** Excerpts from a figure dataset **
--
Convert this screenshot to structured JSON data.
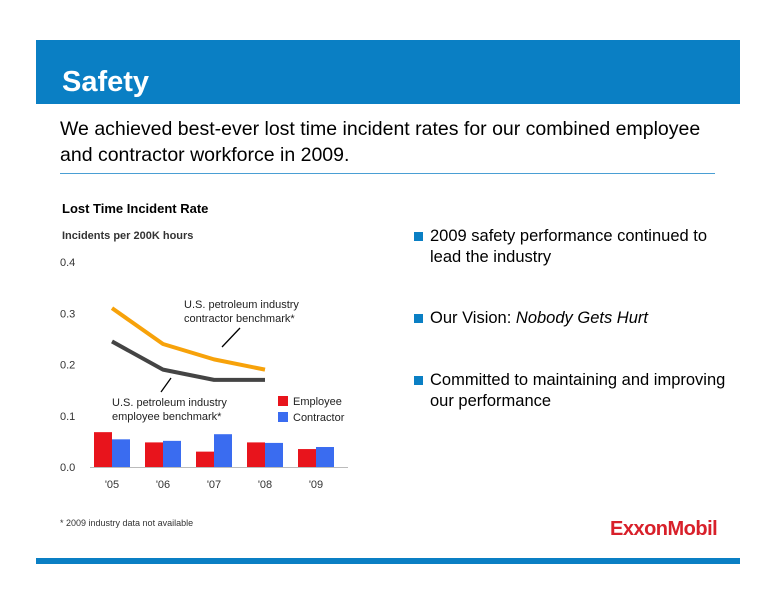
{
  "slide": {
    "title": "Safety",
    "subtitle": "We achieved best-ever lost time incident rates for our combined employee and contractor workforce in 2009.",
    "footnote": "* 2009 industry data not available",
    "logo_text": "ExxonMobil"
  },
  "colors": {
    "accent_blue": "#0a7fc4",
    "employee": "#e8141c",
    "contractor": "#3a6cf0",
    "contractor_benchmark": "#f7a20a",
    "employee_benchmark": "#444444"
  },
  "bullets": [
    {
      "text": "2009 safety performance continued to lead the industry"
    },
    {
      "prefix": "Our Vision: ",
      "emph": "Nobody Gets Hurt"
    },
    {
      "text": "Committed to maintaining and improving our performance"
    }
  ],
  "chart_data": {
    "type": "bar",
    "title": "Lost Time Incident Rate",
    "ylabel": "Incidents per 200K hours",
    "categories": [
      "'05",
      "'06",
      "'07",
      "'08",
      "'09"
    ],
    "ylim": [
      0,
      0.4
    ],
    "yticks": [
      "0.0",
      "0.1",
      "0.2",
      "0.3",
      "0.4"
    ],
    "grid": false,
    "legend_position": "right",
    "series": [
      {
        "name": "Employee",
        "type": "bar",
        "values": [
          0.068,
          0.048,
          0.03,
          0.048,
          0.035
        ]
      },
      {
        "name": "Contractor",
        "type": "bar",
        "values": [
          0.054,
          0.051,
          0.064,
          0.047,
          0.039
        ]
      },
      {
        "name": "U.S. petroleum industry contractor benchmark*",
        "type": "line",
        "values": [
          0.31,
          0.24,
          0.21,
          0.19,
          null
        ]
      },
      {
        "name": "U.S. petroleum industry employee benchmark*",
        "type": "line",
        "values": [
          0.245,
          0.19,
          0.17,
          0.17,
          null
        ]
      }
    ],
    "annotations": {
      "contractor_benchmark": [
        "U.S. petroleum industry",
        "contractor benchmark*"
      ],
      "employee_benchmark": [
        "U.S. petroleum industry",
        "employee benchmark*"
      ]
    }
  }
}
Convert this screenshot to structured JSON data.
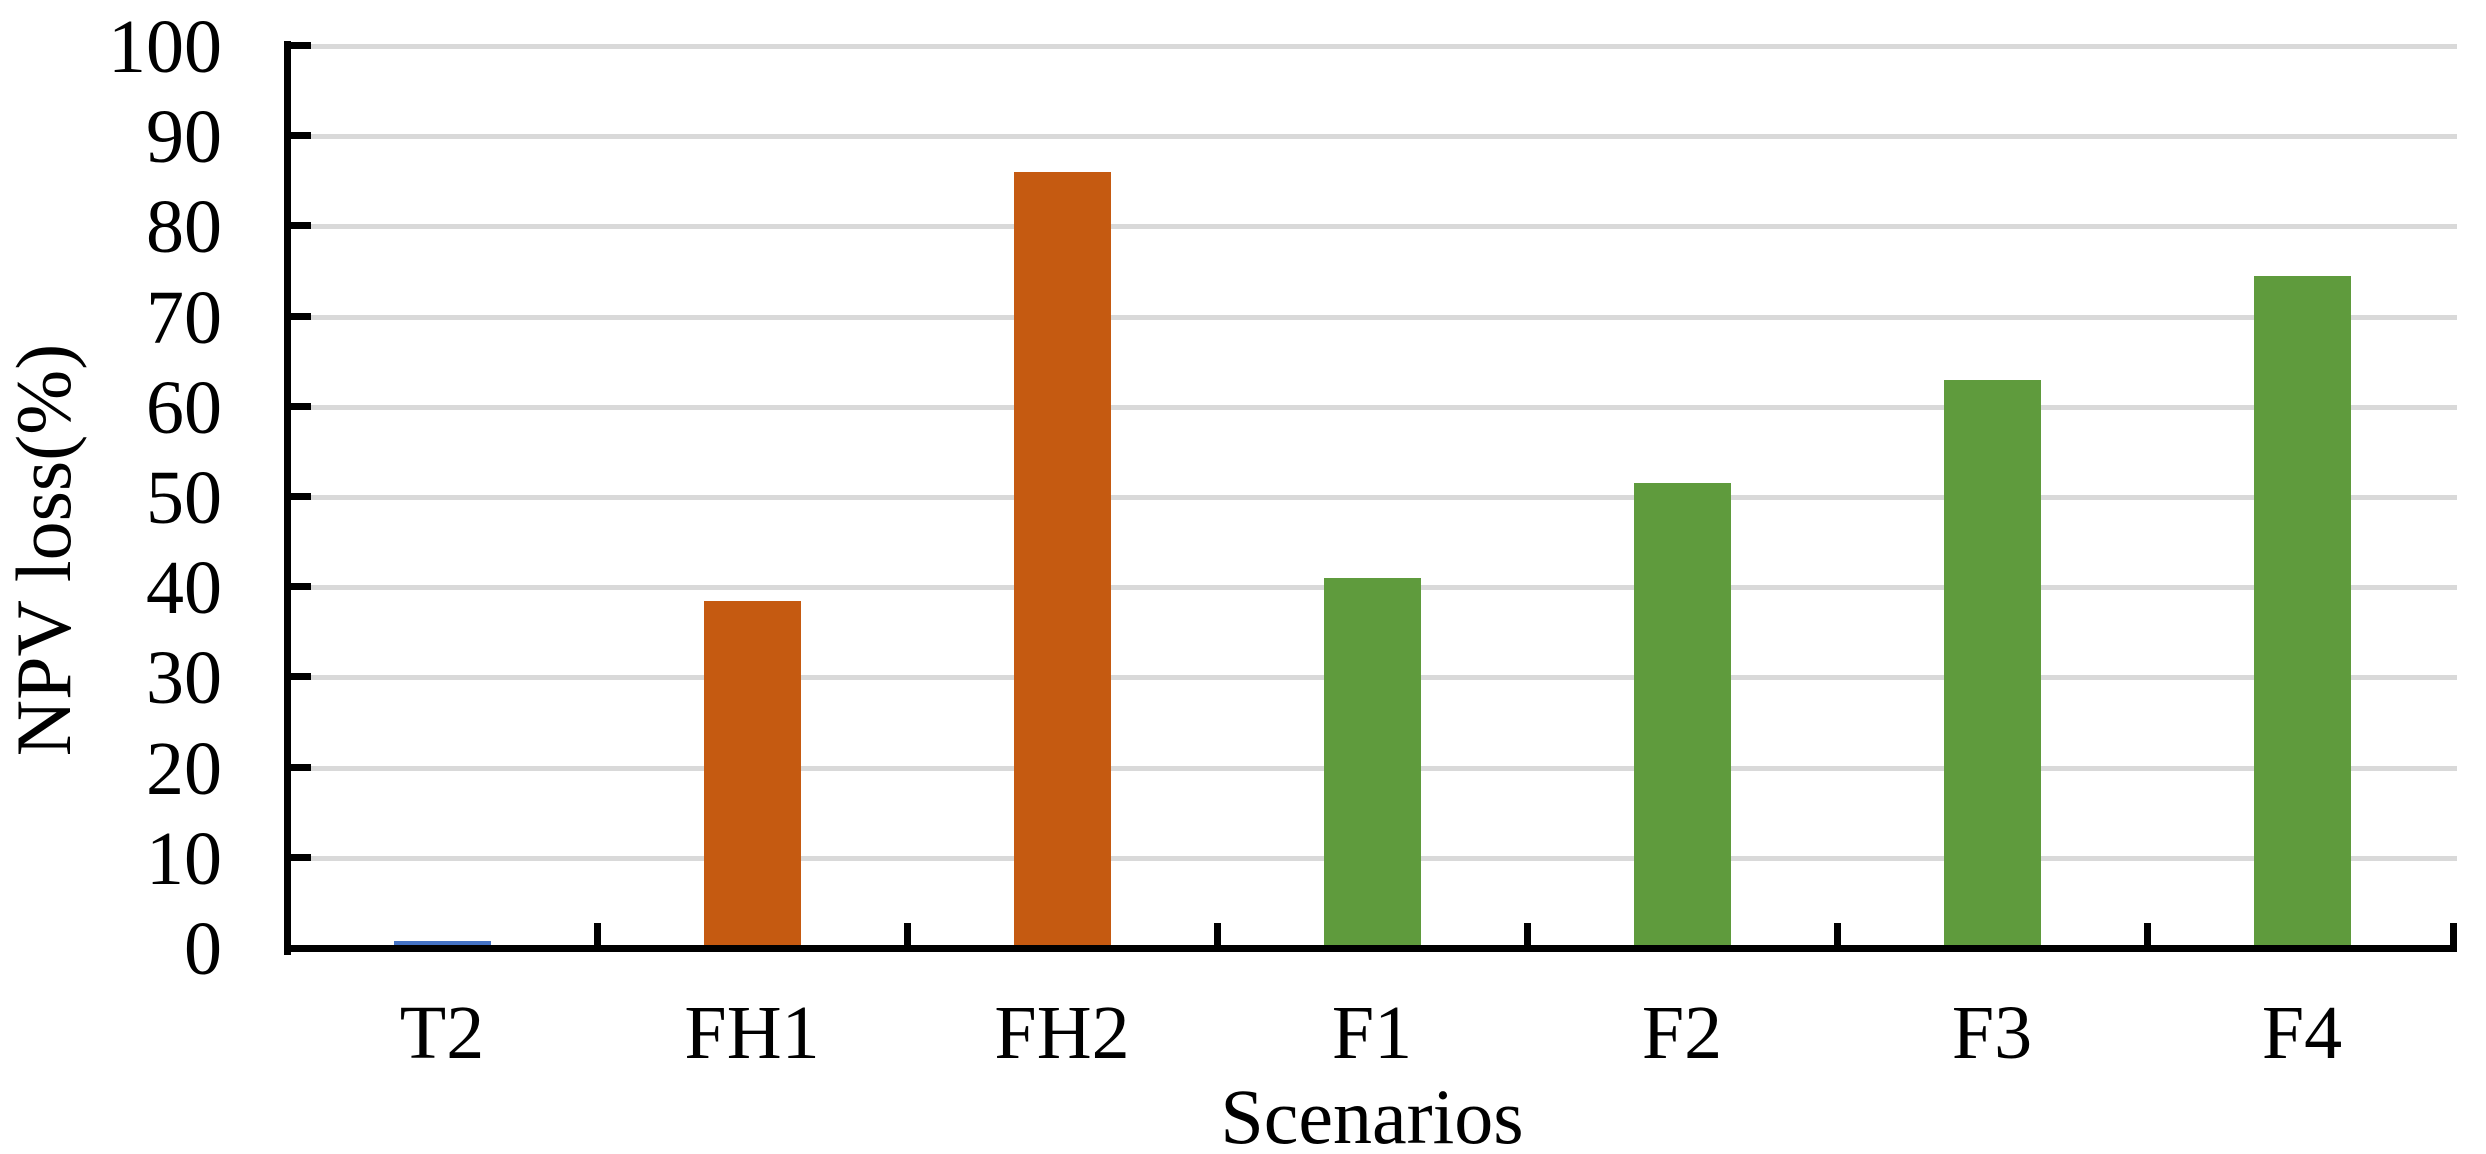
{
  "chart_data": {
    "type": "bar",
    "title": "",
    "xlabel": "Scenarios",
    "ylabel": "NPV loss(%)",
    "categories": [
      "T2",
      "FH1",
      "FH2",
      "F1",
      "F2",
      "F3",
      "F4"
    ],
    "values": [
      0.8,
      38.5,
      86,
      41,
      51.5,
      63,
      74.5
    ],
    "bar_colors": [
      "#4472c4",
      "#c55a11",
      "#c55a11",
      "#5f9b3d",
      "#5f9b3d",
      "#5f9b3d",
      "#5f9b3d"
    ],
    "series_color_legend": {
      "blue": "#4472c4",
      "orange": "#c55a11",
      "green": "#5f9b3d"
    },
    "ylim": [
      0,
      100
    ],
    "ytick_step": 10,
    "yticks": [
      0,
      10,
      20,
      30,
      40,
      50,
      60,
      70,
      80,
      90,
      100
    ],
    "grid": true,
    "gridline_color": "#d9d9d9",
    "axis_color": "#000000",
    "legend": "none"
  }
}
--
** AIM OF THE EXERCISE **
Copy out each line of the listing that holds "petroleum".

** TASK ANSWER **
        "name": "U.S. petroleum industry contractor benchmark*",
        "name": "U.S. petroleum industry employee benchmark*",
        "U.S. petroleum industry",
        "U.S. petroleum industry",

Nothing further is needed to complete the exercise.